• Given problem:
Return every one of the records below verbatim, keeping each line as it stands.
--- START Input material ---
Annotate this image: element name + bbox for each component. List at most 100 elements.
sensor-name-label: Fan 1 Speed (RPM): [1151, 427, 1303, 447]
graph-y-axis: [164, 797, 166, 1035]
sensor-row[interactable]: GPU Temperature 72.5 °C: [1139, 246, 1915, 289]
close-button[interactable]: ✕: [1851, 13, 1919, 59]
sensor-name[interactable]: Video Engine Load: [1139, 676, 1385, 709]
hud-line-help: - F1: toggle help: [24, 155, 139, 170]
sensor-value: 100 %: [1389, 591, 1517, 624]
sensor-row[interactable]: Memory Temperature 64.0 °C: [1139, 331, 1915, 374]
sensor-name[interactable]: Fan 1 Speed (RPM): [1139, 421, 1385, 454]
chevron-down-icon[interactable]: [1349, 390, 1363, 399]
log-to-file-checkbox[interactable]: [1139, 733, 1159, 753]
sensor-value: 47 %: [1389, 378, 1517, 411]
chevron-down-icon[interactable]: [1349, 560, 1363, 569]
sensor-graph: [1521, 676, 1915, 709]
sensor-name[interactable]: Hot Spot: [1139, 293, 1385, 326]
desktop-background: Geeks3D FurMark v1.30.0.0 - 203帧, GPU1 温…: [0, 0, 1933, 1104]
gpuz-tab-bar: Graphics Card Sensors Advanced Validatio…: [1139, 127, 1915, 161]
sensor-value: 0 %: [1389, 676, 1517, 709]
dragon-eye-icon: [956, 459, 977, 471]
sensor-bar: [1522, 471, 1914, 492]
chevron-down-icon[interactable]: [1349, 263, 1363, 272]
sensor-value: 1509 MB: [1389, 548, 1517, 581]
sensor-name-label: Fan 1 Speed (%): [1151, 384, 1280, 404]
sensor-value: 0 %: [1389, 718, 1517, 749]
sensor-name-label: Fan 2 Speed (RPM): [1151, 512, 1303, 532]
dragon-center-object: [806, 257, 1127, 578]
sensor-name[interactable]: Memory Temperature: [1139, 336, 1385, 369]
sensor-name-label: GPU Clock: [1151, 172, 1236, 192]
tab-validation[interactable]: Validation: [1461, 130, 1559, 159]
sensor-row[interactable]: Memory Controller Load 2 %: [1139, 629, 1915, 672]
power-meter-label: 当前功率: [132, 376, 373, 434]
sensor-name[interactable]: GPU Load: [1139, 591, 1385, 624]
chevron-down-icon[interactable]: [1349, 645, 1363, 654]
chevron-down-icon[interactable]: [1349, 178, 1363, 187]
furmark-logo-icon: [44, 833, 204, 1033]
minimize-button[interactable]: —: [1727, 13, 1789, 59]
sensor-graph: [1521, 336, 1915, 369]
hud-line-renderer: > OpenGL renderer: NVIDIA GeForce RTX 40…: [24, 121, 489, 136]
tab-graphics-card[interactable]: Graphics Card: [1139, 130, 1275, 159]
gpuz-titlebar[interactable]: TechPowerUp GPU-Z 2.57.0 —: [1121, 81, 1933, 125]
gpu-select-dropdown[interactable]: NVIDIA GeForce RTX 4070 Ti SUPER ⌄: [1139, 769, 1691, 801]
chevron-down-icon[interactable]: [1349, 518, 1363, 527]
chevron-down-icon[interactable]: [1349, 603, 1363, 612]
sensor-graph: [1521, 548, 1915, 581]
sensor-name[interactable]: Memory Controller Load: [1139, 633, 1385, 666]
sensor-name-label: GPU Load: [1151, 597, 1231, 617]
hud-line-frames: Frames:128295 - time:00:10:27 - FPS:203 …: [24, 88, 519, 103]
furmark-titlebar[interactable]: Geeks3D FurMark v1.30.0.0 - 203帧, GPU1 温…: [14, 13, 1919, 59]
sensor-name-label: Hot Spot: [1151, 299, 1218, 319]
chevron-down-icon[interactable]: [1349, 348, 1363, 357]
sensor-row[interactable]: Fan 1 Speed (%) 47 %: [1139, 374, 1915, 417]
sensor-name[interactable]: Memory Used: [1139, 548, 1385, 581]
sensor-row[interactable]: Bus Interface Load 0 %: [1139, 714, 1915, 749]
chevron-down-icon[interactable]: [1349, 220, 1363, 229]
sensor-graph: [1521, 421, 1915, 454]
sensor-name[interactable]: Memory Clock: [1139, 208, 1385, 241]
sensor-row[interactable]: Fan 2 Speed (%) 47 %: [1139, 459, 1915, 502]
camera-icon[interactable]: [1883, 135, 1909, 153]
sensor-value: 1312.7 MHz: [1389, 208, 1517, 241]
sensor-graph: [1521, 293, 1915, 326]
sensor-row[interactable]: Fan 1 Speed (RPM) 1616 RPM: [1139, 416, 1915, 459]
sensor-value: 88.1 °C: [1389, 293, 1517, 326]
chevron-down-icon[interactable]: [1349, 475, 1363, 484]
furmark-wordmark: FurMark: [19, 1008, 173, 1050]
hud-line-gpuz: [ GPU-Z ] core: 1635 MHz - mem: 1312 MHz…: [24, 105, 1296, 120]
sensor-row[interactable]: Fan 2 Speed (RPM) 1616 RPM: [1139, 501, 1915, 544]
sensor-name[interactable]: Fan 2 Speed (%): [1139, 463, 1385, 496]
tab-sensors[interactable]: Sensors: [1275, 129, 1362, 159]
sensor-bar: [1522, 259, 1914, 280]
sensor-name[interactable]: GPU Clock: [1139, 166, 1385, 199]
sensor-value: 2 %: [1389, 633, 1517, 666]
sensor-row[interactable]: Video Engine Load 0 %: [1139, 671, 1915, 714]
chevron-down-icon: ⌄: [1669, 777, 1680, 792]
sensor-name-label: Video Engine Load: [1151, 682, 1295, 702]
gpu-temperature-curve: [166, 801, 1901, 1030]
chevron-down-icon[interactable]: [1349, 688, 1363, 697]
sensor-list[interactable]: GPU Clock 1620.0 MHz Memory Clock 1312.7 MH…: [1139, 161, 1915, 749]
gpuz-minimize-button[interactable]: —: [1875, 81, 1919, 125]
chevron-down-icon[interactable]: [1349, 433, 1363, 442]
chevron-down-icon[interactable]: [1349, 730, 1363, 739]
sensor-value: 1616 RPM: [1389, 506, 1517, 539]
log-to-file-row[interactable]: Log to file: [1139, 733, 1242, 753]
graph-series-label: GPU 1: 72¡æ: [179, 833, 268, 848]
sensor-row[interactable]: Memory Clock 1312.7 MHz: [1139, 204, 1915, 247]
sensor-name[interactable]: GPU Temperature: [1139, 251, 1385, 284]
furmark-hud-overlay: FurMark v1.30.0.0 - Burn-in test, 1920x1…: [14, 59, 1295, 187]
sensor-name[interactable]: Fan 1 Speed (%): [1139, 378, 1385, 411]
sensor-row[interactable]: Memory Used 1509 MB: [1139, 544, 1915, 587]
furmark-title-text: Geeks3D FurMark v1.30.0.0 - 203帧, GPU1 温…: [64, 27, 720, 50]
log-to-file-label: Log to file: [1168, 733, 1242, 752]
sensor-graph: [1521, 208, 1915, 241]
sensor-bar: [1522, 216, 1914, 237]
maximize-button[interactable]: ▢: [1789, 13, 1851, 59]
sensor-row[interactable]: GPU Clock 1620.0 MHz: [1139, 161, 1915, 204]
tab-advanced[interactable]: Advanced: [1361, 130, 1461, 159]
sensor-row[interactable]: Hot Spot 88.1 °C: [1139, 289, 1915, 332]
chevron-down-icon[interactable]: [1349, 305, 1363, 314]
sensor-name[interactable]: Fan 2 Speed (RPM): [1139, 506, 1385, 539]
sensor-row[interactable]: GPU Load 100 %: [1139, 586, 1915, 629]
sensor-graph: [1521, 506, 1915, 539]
--- END Input material ---
• Reply to the exercise:
Annotate this image: element name + bbox for each component. List at most 100 elements.
sensor-name-label: Fan 1 Speed (RPM): [1151, 427, 1303, 447]
graph-y-axis: [164, 797, 166, 1035]
sensor-row[interactable]: GPU Temperature 72.5 °C: [1139, 246, 1915, 289]
close-button[interactable]: ✕: [1851, 13, 1919, 59]
sensor-name[interactable]: Video Engine Load: [1139, 676, 1385, 709]
hud-line-help: - F1: toggle help: [24, 155, 139, 170]
sensor-value: 100 %: [1389, 591, 1517, 624]
sensor-row[interactable]: Memory Temperature 64.0 °C: [1139, 331, 1915, 374]
sensor-name[interactable]: Fan 1 Speed (RPM): [1139, 421, 1385, 454]
chevron-down-icon[interactable]: [1349, 390, 1363, 399]
log-to-file-checkbox[interactable]: [1139, 733, 1159, 753]
sensor-value: 47 %: [1389, 378, 1517, 411]
chevron-down-icon[interactable]: [1349, 560, 1363, 569]
sensor-graph: [1521, 676, 1915, 709]
sensor-name[interactable]: Hot Spot: [1139, 293, 1385, 326]
desktop-background: Geeks3D FurMark v1.30.0.0 - 203帧, GPU1 温…: [0, 0, 1933, 1104]
gpuz-tab-bar: Graphics Card Sensors Advanced Validatio…: [1139, 127, 1915, 161]
sensor-value: 0 %: [1389, 676, 1517, 709]
dragon-eye-icon: [956, 459, 977, 471]
sensor-bar: [1522, 471, 1914, 492]
chevron-down-icon[interactable]: [1349, 263, 1363, 272]
sensor-value: 1509 MB: [1389, 548, 1517, 581]
sensor-name-label: Fan 1 Speed (%): [1151, 384, 1280, 404]
sensor-value: 0 %: [1389, 718, 1517, 749]
sensor-name-label: Fan 2 Speed (RPM): [1151, 512, 1303, 532]
dragon-center-object: [806, 257, 1127, 578]
sensor-name[interactable]: Memory Temperature: [1139, 336, 1385, 369]
sensor-name-label: GPU Clock: [1151, 172, 1236, 192]
tab-validation[interactable]: Validation: [1461, 130, 1559, 159]
sensor-row[interactable]: Memory Controller Load 2 %: [1139, 629, 1915, 672]
power-meter-label: 当前功率: [132, 376, 373, 434]
sensor-name[interactable]: GPU Load: [1139, 591, 1385, 624]
chevron-down-icon[interactable]: [1349, 645, 1363, 654]
chevron-down-icon[interactable]: [1349, 178, 1363, 187]
furmark-logo-icon: [44, 833, 204, 1033]
minimize-button[interactable]: —: [1727, 13, 1789, 59]
sensor-graph: [1521, 336, 1915, 369]
hud-line-renderer: > OpenGL renderer: NVIDIA GeForce RTX 40…: [24, 121, 489, 136]
tab-graphics-card[interactable]: Graphics Card: [1139, 130, 1275, 159]
gpuz-titlebar[interactable]: TechPowerUp GPU-Z 2.57.0 —: [1121, 81, 1933, 125]
gpu-select-dropdown[interactable]: NVIDIA GeForce RTX 4070 Ti SUPER ⌄: [1139, 769, 1691, 801]
chevron-down-icon[interactable]: [1349, 518, 1363, 527]
chevron-down-icon[interactable]: [1349, 603, 1363, 612]
sensor-graph: [1521, 548, 1915, 581]
sensor-name[interactable]: Memory Controller Load: [1139, 633, 1385, 666]
sensor-name-label: GPU Load: [1151, 597, 1231, 617]
hud-line-frames: Frames:128295 - time:00:10:27 - FPS:203 …: [24, 88, 519, 103]
furmark-titlebar[interactable]: Geeks3D FurMark v1.30.0.0 - 203帧, GPU1 温…: [14, 13, 1919, 59]
sensor-name-label: Hot Spot: [1151, 299, 1218, 319]
chevron-down-icon[interactable]: [1349, 348, 1363, 357]
sensor-row[interactable]: Fan 1 Speed (%) 47 %: [1139, 374, 1915, 417]
sensor-name[interactable]: Memory Used: [1139, 548, 1385, 581]
sensor-row[interactable]: Bus Interface Load 0 %: [1139, 714, 1915, 749]
chevron-down-icon[interactable]: [1349, 220, 1363, 229]
sensor-graph: [1521, 421, 1915, 454]
sensor-name[interactable]: Memory Clock: [1139, 208, 1385, 241]
sensor-row[interactable]: Fan 2 Speed (%) 47 %: [1139, 459, 1915, 502]
camera-icon[interactable]: [1883, 135, 1909, 153]
sensor-value: 1312.7 MHz: [1389, 208, 1517, 241]
sensor-graph: [1521, 293, 1915, 326]
sensor-row[interactable]: Fan 1 Speed (RPM) 1616 RPM: [1139, 416, 1915, 459]
sensor-value: 88.1 °C: [1389, 293, 1517, 326]
chevron-down-icon[interactable]: [1349, 475, 1363, 484]
furmark-wordmark: FurMark: [19, 1008, 173, 1050]
hud-line-gpuz: [ GPU-Z ] core: 1635 MHz - mem: 1312 MHz…: [24, 105, 1296, 120]
sensor-row[interactable]: Fan 2 Speed (RPM) 1616 RPM: [1139, 501, 1915, 544]
sensor-name[interactable]: Fan 2 Speed (%): [1139, 463, 1385, 496]
tab-sensors[interactable]: Sensors: [1275, 129, 1362, 159]
sensor-bar: [1522, 259, 1914, 280]
sensor-name[interactable]: GPU Clock: [1139, 166, 1385, 199]
sensor-value: 2 %: [1389, 633, 1517, 666]
sensor-row[interactable]: Video Engine Load 0 %: [1139, 671, 1915, 714]
chevron-down-icon: ⌄: [1669, 777, 1680, 792]
sensor-name-label: Video Engine Load: [1151, 682, 1295, 702]
gpu-temperature-curve: [166, 801, 1901, 1030]
chevron-down-icon[interactable]: [1349, 688, 1363, 697]
sensor-list[interactable]: GPU Clock 1620.0 MHz Memory Clock 1312.7 MH…: [1139, 161, 1915, 749]
gpuz-minimize-button[interactable]: —: [1875, 81, 1919, 125]
chevron-down-icon[interactable]: [1349, 433, 1363, 442]
chevron-down-icon[interactable]: [1349, 730, 1363, 739]
sensor-value: 1616 RPM: [1389, 506, 1517, 539]
log-to-file-row[interactable]: Log to file: [1139, 733, 1242, 753]
graph-series-label: GPU 1: 72¡æ: [179, 833, 268, 848]
sensor-row[interactable]: Memory Clock 1312.7 MHz: [1139, 204, 1915, 247]
sensor-name[interactable]: GPU Temperature: [1139, 251, 1385, 284]
furmark-hud-overlay: FurMark v1.30.0.0 - Burn-in test, 1920x1…: [14, 59, 1295, 187]
sensor-name[interactable]: Fan 1 Speed (%): [1139, 378, 1385, 411]
sensor-row[interactable]: Memory Used 1509 MB: [1139, 544, 1915, 587]
furmark-title-text: Geeks3D FurMark v1.30.0.0 - 203帧, GPU1 温…: [64, 27, 720, 50]
log-to-file-label: Log to file: [1168, 733, 1242, 752]
sensor-graph: [1521, 208, 1915, 241]
sensor-bar: [1522, 216, 1914, 237]
maximize-button[interactable]: ▢: [1789, 13, 1851, 59]
sensor-row[interactable]: GPU Clock 1620.0 MHz: [1139, 161, 1915, 204]
tab-advanced[interactable]: Advanced: [1361, 130, 1461, 159]
sensor-row[interactable]: Hot Spot 88.1 °C: [1139, 289, 1915, 332]
chevron-down-icon[interactable]: [1349, 305, 1363, 314]
sensor-name[interactable]: Fan 2 Speed (RPM): [1139, 506, 1385, 539]
sensor-row[interactable]: GPU Load 100 %: [1139, 586, 1915, 629]
sensor-graph: [1521, 506, 1915, 539]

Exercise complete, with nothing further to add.